THE PROBLEM »
State only the number of lines below where the word "schaute" is found.

RECORDS »
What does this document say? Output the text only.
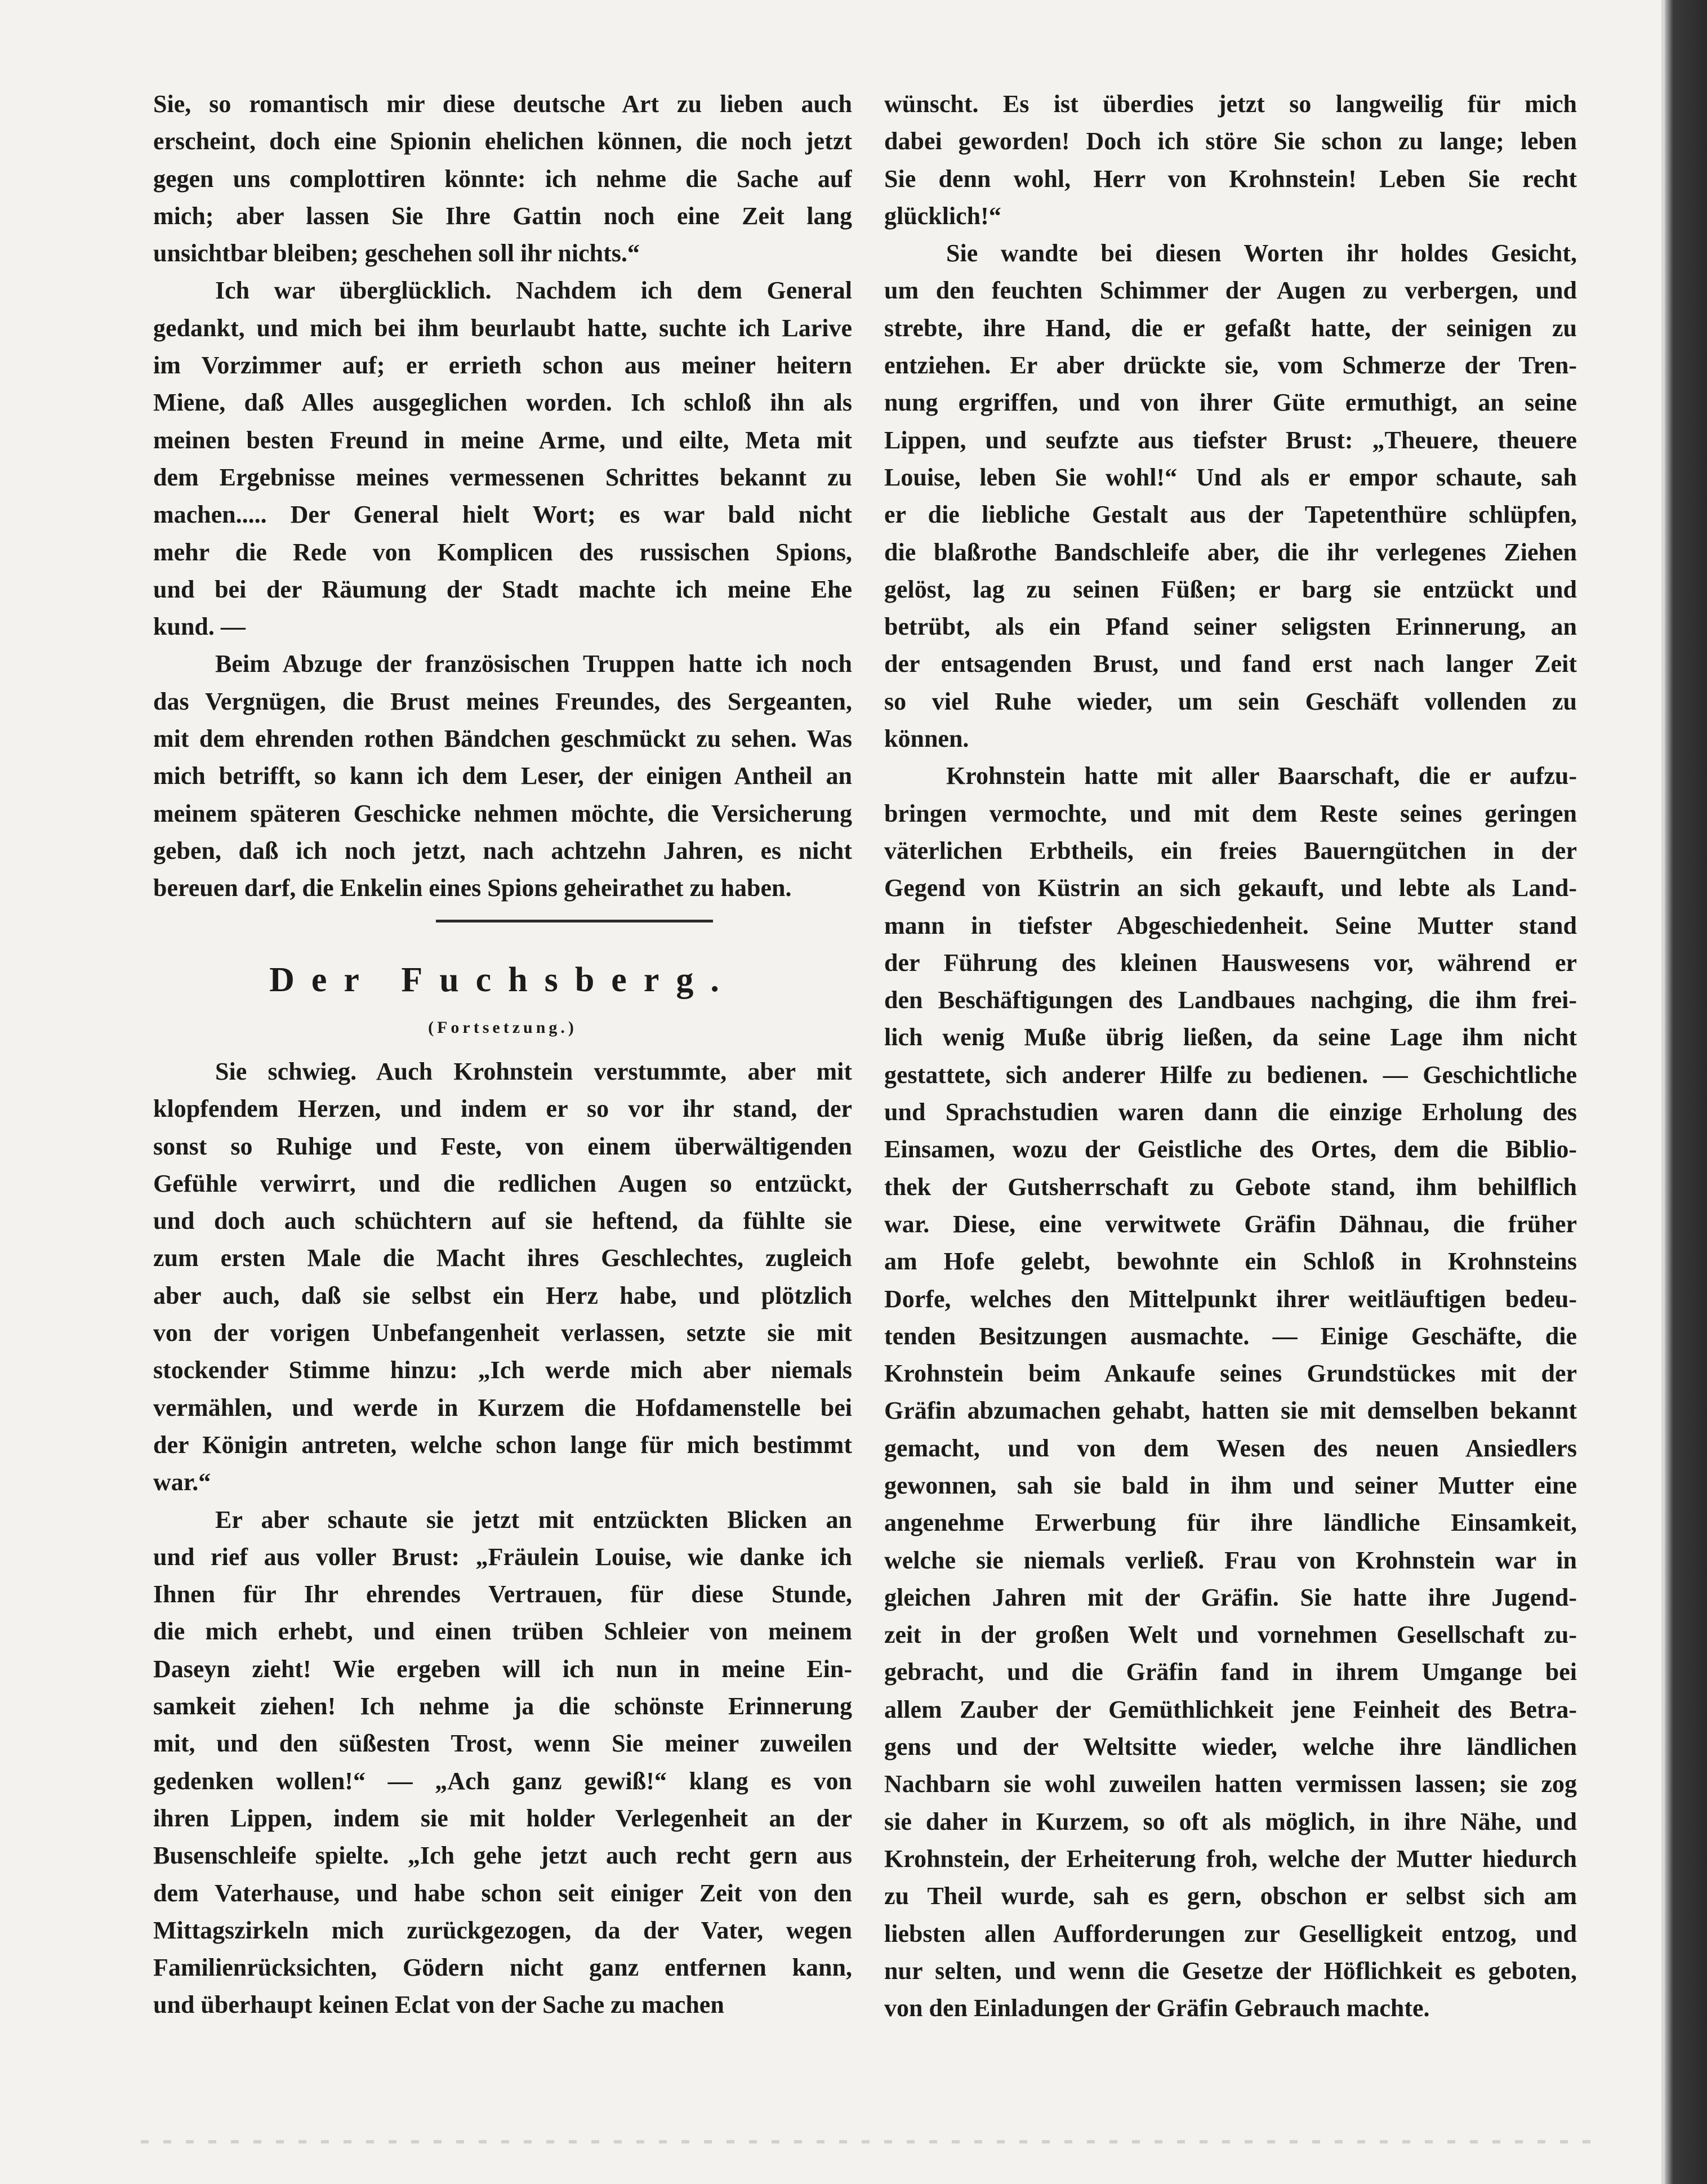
Sie, so romantisch mir diese deutsche Art zu lieben auch
erscheint, doch eine Spionin ehelichen können, die noch jetzt
gegen uns complottiren könnte: ich nehme die Sache auf
mich; aber lassen Sie Ihre Gattin noch eine Zeit lang
unsichtbar bleiben; geschehen soll ihr nichts.“
Ich war überglücklich. Nachdem ich dem General
gedankt, und mich bei ihm beurlaubt hatte, suchte ich Larive
im Vorzimmer auf; er errieth schon aus meiner heitern
Miene, daß Alles ausgeglichen worden. Ich schloß ihn als
meinen besten Freund in meine Arme, und eilte, Meta mit
dem Ergebnisse meines vermessenen Schrittes bekannt zu
machen..... Der General hielt Wort; es war bald nicht
mehr die Rede von Komplicen des russischen Spions,
und bei der Räumung der Stadt machte ich meine Ehe
kund. —
Beim Abzuge der französischen Truppen hatte ich noch
das Vergnügen, die Brust meines Freundes, des Sergeanten,
mit dem ehrenden rothen Bändchen geschmückt zu sehen. Was
mich betrifft, so kann ich dem Leser, der einigen Antheil an
meinem späteren Geschicke nehmen möchte, die Versicherung
geben, daß ich noch jetzt, nach achtzehn Jahren, es nicht
bereuen darf, die Enkelin eines Spions geheirathet zu haben.
Der Fuchsberg.
(Fortsetzung.)
Sie schwieg. Auch Krohnstein verstummte, aber mit
klopfendem Herzen, und indem er so vor ihr stand, der
sonst so Ruhige und Feste, von einem überwältigenden
Gefühle verwirrt, und die redlichen Augen so entzückt,
und doch auch schüchtern auf sie heftend, da fühlte sie
zum ersten Male die Macht ihres Geschlechtes, zugleich
aber auch, daß sie selbst ein Herz habe, und plötzlich
von der vorigen Unbefangenheit verlassen, setzte sie mit
stockender Stimme hinzu: „Ich werde mich aber niemals
vermählen, und werde in Kurzem die Hofdamenstelle bei
der Königin antreten, welche schon lange für mich bestimmt
war.“
Er aber schaute sie jetzt mit entzückten Blicken an
und rief aus voller Brust: „Fräulein Louise, wie danke ich
Ihnen für Ihr ehrendes Vertrauen, für diese Stunde,
die mich erhebt, und einen trüben Schleier von meinem
Daseyn zieht! Wie ergeben will ich nun in meine Ein-
samkeit ziehen! Ich nehme ja die schönste Erinnerung
mit, und den süßesten Trost, wenn Sie meiner zuweilen
gedenken wollen!“ — „Ach ganz gewiß!“ klang es von
ihren Lippen, indem sie mit holder Verlegenheit an der
Busenschleife spielte. „Ich gehe jetzt auch recht gern aus
dem Vaterhause, und habe schon seit einiger Zeit von den
Mittagszirkeln mich zurückgezogen, da der Vater, wegen
Familienrücksichten, Gödern nicht ganz entfernen kann,
und überhaupt keinen Eclat von der Sache zu machen
wünscht. Es ist überdies jetzt so langweilig für mich
dabei geworden! Doch ich störe Sie schon zu lange; leben
Sie denn wohl, Herr von Krohnstein! Leben Sie recht
glücklich!“
Sie wandte bei diesen Worten ihr holdes Gesicht,
um den feuchten Schimmer der Augen zu verbergen, und
strebte, ihre Hand, die er gefaßt hatte, der seinigen zu
entziehen. Er aber drückte sie, vom Schmerze der Tren-
nung ergriffen, und von ihrer Güte ermuthigt, an seine
Lippen, und seufzte aus tiefster Brust: „Theuere, theuere
Louise, leben Sie wohl!“ Und als er empor schaute, sah
er die liebliche Gestalt aus der Tapetenthüre schlüpfen,
die blaßrothe Bandschleife aber, die ihr verlegenes Ziehen
gelöst, lag zu seinen Füßen; er barg sie entzückt und
betrübt, als ein Pfand seiner seligsten Erinnerung, an
der entsagenden Brust, und fand erst nach langer Zeit
so viel Ruhe wieder, um sein Geschäft vollenden zu
können.
Krohnstein hatte mit aller Baarschaft, die er aufzu-
bringen vermochte, und mit dem Reste seines geringen
väterlichen Erbtheils, ein freies Bauerngütchen in der
Gegend von Küstrin an sich gekauft, und lebte als Land-
mann in tiefster Abgeschiedenheit. Seine Mutter stand
der Führung des kleinen Hauswesens vor, während er
den Beschäftigungen des Landbaues nachging, die ihm frei-
lich wenig Muße übrig ließen, da seine Lage ihm nicht
gestattete, sich anderer Hilfe zu bedienen. — Geschichtliche
und Sprachstudien waren dann die einzige Erholung des
Einsamen, wozu der Geistliche des Ortes, dem die Biblio-
thek der Gutsherrschaft zu Gebote stand, ihm behilflich
war. Diese, eine verwitwete Gräfin Dähnau, die früher
am Hofe gelebt, bewohnte ein Schloß in Krohnsteins
Dorfe, welches den Mittelpunkt ihrer weitläuftigen bedeu-
tenden Besitzungen ausmachte. — Einige Geschäfte, die
Krohnstein beim Ankaufe seines Grundstückes mit der
Gräfin abzumachen gehabt, hatten sie mit demselben bekannt
gemacht, und von dem Wesen des neuen Ansiedlers
gewonnen, sah sie bald in ihm und seiner Mutter eine
angenehme Erwerbung für ihre ländliche Einsamkeit,
welche sie niemals verließ. Frau von Krohnstein war in
gleichen Jahren mit der Gräfin. Sie hatte ihre Jugend-
zeit in der großen Welt und vornehmen Gesellschaft zu-
gebracht, und die Gräfin fand in ihrem Umgange bei
allem Zauber der Gemüthlichkeit jene Feinheit des Betra-
gens und der Weltsitte wieder, welche ihre ländlichen
Nachbarn sie wohl zuweilen hatten vermissen lassen; sie zog
sie daher in Kurzem, so oft als möglich, in ihre Nähe, und
Krohnstein, der Erheiterung froh, welche der Mutter hiedurch
zu Theil wurde, sah es gern, obschon er selbst sich am
liebsten allen Aufforderungen zur Geselligkeit entzog, und
nur selten, und wenn die Gesetze der Höflichkeit es geboten,
von den Einladungen der Gräfin Gebrauch machte.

RESULT OF THIS TASK »
2